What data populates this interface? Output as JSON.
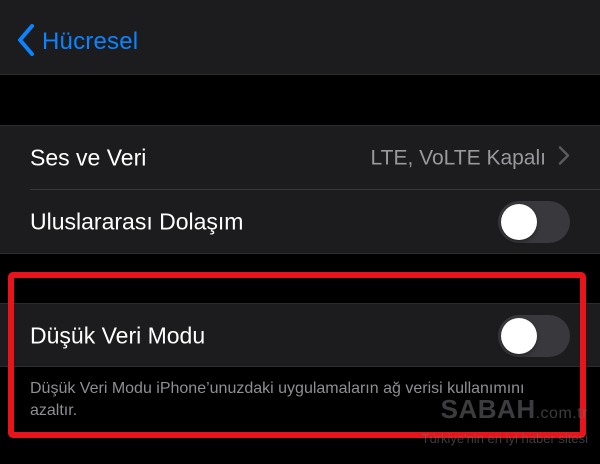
{
  "navbar": {
    "back_label": "Hücresel",
    "back_icon": "chevron-left-icon"
  },
  "settings": {
    "voice_data": {
      "label": "Ses ve Veri",
      "value": "LTE, VoLTE Kapalı"
    },
    "roaming": {
      "label": "Uluslararası Dolaşım",
      "enabled": false
    }
  },
  "low_data": {
    "label": "Düşük Veri Modu",
    "enabled": false,
    "description": "Düşük Veri Modu iPhone’unuzdaki uygulamaların ağ verisi kullanımını azaltır."
  },
  "watermark": {
    "brand": "SABAH",
    "tld": ".com.tr",
    "tagline": "Türkiye'nin en iyi haber sitesi"
  },
  "colors": {
    "accent": "#0a84ff",
    "highlight": "#e8141c",
    "switch_off": "#39393d"
  }
}
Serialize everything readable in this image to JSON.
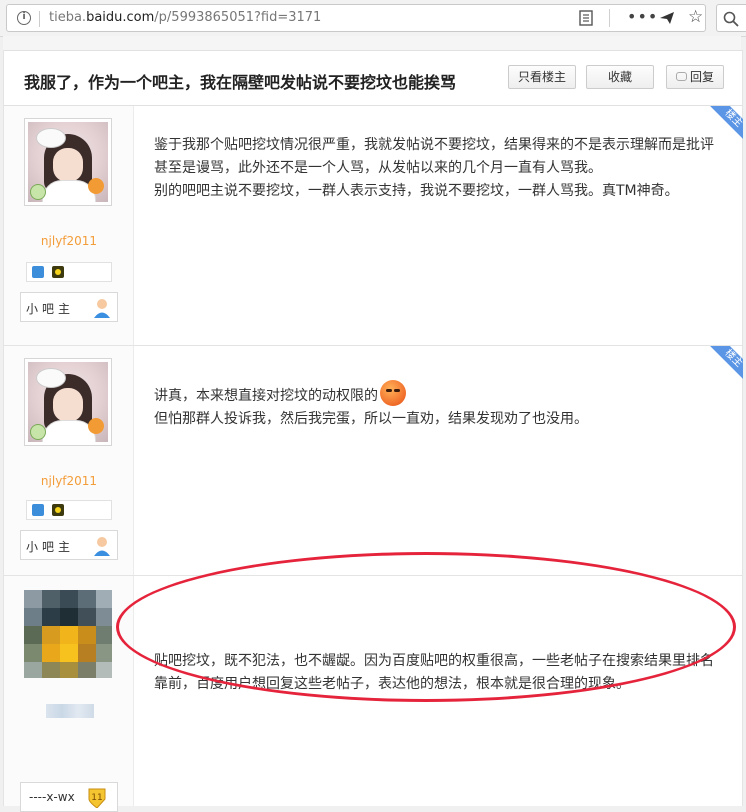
{
  "browser": {
    "url_prefix": "tieba.",
    "url_host": "baidu.com",
    "url_path": "/p/5993865051?fid=3171",
    "icons": [
      "info-icon",
      "reader-view-icon",
      "more-icon",
      "send-icon",
      "bookmark-star-icon",
      "search-icon"
    ]
  },
  "thread": {
    "title": "我服了，作为一个吧主，我在隔壁吧发帖说不要挖坟也能挨骂",
    "buttons": {
      "only_op": "只看楼主",
      "favorite": "收藏",
      "reply": "回复"
    }
  },
  "posts": [
    {
      "badge": "楼主",
      "username": "njlyf2011",
      "role": "小吧主",
      "lines": [
        "鉴于我那个贴吧挖坟情况很严重，我就发帖说不要挖坟，结果得来的不是表示理解而是批评",
        "甚至是谩骂，此外还不是一个人骂，从发帖以来的几个月一直有人骂我。",
        "别的吧吧主说不要挖坟，一群人表示支持，我说不要挖坟，一群人骂我。真TM神奇。"
      ]
    },
    {
      "badge": "楼主",
      "username": "njlyf2011",
      "role": "小吧主",
      "lines": [
        "讲真，本来想直接对挖坟的动权限的",
        "但怕那群人投诉我，然后我完蛋，所以一直劝，结果发现劝了也没用。"
      ]
    },
    {
      "username_hidden": true,
      "role": "----x-wx",
      "level": "11",
      "lines": [
        "贴吧挖坟，既不犯法，也不龌龊。因为百度贴吧的权重很高，一些老帖子在搜索结果里排名",
        "靠前，百度用户想回复这些老帖子，表达他的想法，根本就是很合理的现象。"
      ]
    }
  ],
  "annotation": {
    "color": "#e5243c",
    "shape": "ellipse"
  },
  "colors": {
    "username": "#f39d3a",
    "badge_ribbon": "#5b95e5",
    "text": "#333333"
  }
}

--

## WHAT IS EXPECTED
Restate the records above in full, word for word. Keep pictures out.

## RESULT OF THE TASK
What data populates this interface? Output as JSON.
{
  "navbar": {
    "back_label": "Hücresel",
    "back_icon": "chevron-left-icon"
  },
  "settings": {
    "voice_data": {
      "label": "Ses ve Veri",
      "value": "LTE, VoLTE Kapalı"
    },
    "roaming": {
      "label": "Uluslararası Dolaşım",
      "enabled": false
    }
  },
  "low_data": {
    "label": "Düşük Veri Modu",
    "enabled": false,
    "description": "Düşük Veri Modu iPhone’unuzdaki uygulamaların ağ verisi kullanımını azaltır."
  },
  "watermark": {
    "brand": "SABAH",
    "tld": ".com.tr",
    "tagline": "Türkiye'nin en iyi haber sitesi"
  },
  "colors": {
    "accent": "#0a84ff",
    "highlight": "#e8141c",
    "switch_off": "#39393d"
  }
}
Serialize everything readable in this image to JSON.
{
  "browser": {
    "url_prefix": "tieba.",
    "url_host": "baidu.com",
    "url_path": "/p/5993865051?fid=3171",
    "icons": [
      "info-icon",
      "reader-view-icon",
      "more-icon",
      "send-icon",
      "bookmark-star-icon",
      "search-icon"
    ]
  },
  "thread": {
    "title": "我服了，作为一个吧主，我在隔壁吧发帖说不要挖坟也能挨骂",
    "buttons": {
      "only_op": "只看楼主",
      "favorite": "收藏",
      "reply": "回复"
    }
  },
  "posts": [
    {
      "badge": "楼主",
      "username": "njlyf2011",
      "role": "小吧主",
      "lines": [
        "鉴于我那个贴吧挖坟情况很严重，我就发帖说不要挖坟，结果得来的不是表示理解而是批评",
        "甚至是谩骂，此外还不是一个人骂，从发帖以来的几个月一直有人骂我。",
        "别的吧吧主说不要挖坟，一群人表示支持，我说不要挖坟，一群人骂我。真TM神奇。"
      ]
    },
    {
      "badge": "楼主",
      "username": "njlyf2011",
      "role": "小吧主",
      "lines": [
        "讲真，本来想直接对挖坟的动权限的",
        "但怕那群人投诉我，然后我完蛋，所以一直劝，结果发现劝了也没用。"
      ]
    },
    {
      "username_hidden": true,
      "role": "----x-wx",
      "level": "11",
      "lines": [
        "贴吧挖坟，既不犯法，也不龌龊。因为百度贴吧的权重很高，一些老帖子在搜索结果里排名",
        "靠前，百度用户想回复这些老帖子，表达他的想法，根本就是很合理的现象。"
      ]
    }
  ],
  "annotation": {
    "color": "#e5243c",
    "shape": "ellipse"
  },
  "colors": {
    "username": "#f39d3a",
    "badge_ribbon": "#5b95e5",
    "text": "#333333"
  }
}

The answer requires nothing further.